*PROBLEM DESCRIPTION*. Select the lines below containing the word "went".

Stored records
·····

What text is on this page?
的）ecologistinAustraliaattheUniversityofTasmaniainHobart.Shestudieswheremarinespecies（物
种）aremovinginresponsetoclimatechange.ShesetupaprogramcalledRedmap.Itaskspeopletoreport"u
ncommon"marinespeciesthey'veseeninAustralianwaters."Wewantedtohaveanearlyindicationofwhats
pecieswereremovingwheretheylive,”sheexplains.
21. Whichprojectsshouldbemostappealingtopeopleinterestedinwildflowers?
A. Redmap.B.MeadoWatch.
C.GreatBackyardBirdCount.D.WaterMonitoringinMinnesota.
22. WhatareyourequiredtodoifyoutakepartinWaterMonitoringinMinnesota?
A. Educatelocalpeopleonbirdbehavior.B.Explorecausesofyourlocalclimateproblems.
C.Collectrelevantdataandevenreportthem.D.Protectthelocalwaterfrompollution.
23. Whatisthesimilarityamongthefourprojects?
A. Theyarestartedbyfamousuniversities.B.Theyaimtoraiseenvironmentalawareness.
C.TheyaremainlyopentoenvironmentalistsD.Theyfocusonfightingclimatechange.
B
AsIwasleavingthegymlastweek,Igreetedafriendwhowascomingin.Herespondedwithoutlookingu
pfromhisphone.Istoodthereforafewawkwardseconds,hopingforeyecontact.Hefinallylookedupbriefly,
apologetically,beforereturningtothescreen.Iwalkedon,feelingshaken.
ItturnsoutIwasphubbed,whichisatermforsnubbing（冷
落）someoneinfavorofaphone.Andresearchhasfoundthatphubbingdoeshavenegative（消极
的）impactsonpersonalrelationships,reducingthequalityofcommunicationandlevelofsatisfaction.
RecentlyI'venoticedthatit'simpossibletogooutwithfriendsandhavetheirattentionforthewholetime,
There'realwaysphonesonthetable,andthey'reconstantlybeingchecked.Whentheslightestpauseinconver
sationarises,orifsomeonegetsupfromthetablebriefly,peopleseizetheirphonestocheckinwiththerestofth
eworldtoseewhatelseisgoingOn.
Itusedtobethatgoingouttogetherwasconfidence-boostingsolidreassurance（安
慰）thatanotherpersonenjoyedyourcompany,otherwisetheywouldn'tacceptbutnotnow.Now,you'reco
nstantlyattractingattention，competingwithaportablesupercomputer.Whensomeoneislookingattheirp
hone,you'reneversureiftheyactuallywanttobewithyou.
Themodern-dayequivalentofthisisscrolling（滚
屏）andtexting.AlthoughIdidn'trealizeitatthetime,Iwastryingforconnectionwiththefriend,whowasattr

·····

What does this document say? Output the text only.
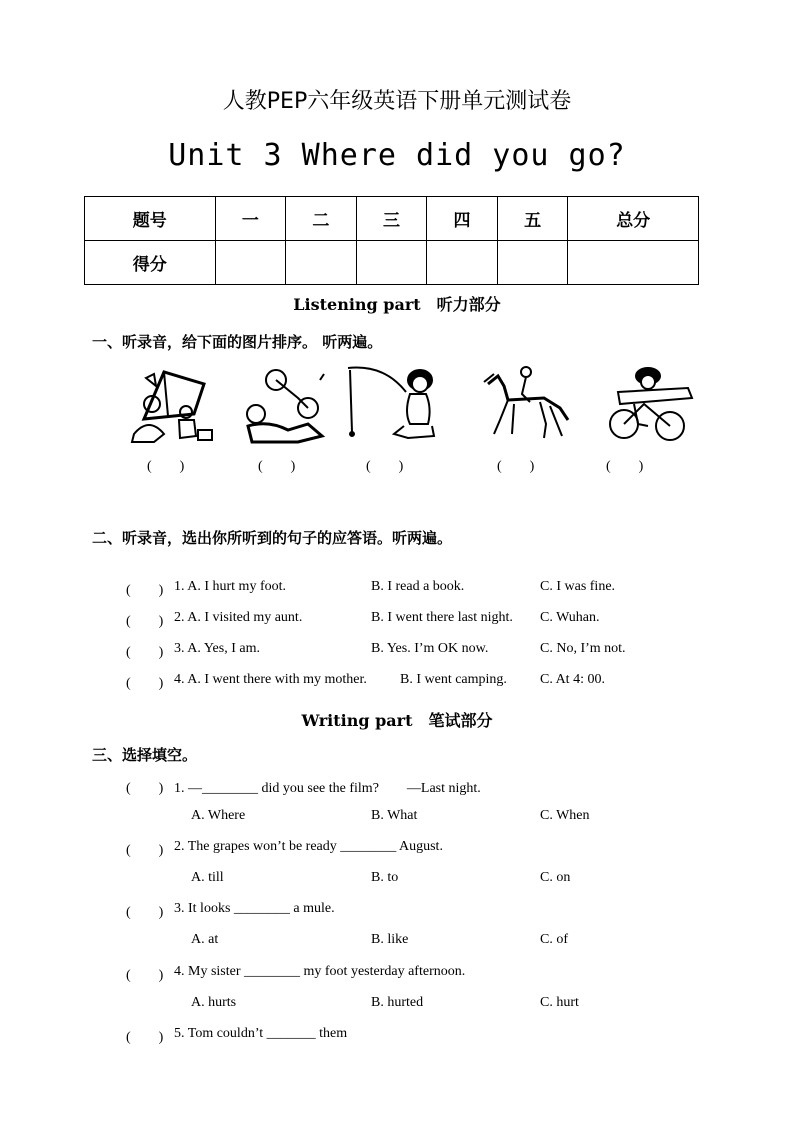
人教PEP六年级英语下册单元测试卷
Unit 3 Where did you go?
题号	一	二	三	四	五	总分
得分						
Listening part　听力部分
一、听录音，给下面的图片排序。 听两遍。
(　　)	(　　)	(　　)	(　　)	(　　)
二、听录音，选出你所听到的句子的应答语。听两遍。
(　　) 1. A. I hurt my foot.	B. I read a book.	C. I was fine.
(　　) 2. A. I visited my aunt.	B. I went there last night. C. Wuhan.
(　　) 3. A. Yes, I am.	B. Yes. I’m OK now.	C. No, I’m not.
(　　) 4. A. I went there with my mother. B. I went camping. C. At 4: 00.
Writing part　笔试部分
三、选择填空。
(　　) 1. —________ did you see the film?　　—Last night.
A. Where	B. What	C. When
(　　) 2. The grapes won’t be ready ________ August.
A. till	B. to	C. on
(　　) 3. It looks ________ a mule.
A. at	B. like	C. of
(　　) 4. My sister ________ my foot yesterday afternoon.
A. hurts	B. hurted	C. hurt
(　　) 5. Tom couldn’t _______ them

·····

*SOLUTION FOR THIS PROBLEM*.
(　　) 2. A. I visited my aunt.	B. I went there last night. C. Wuhan.
(　　) 4. A. I went there with my mother. B. I went camping. C. At 4: 00.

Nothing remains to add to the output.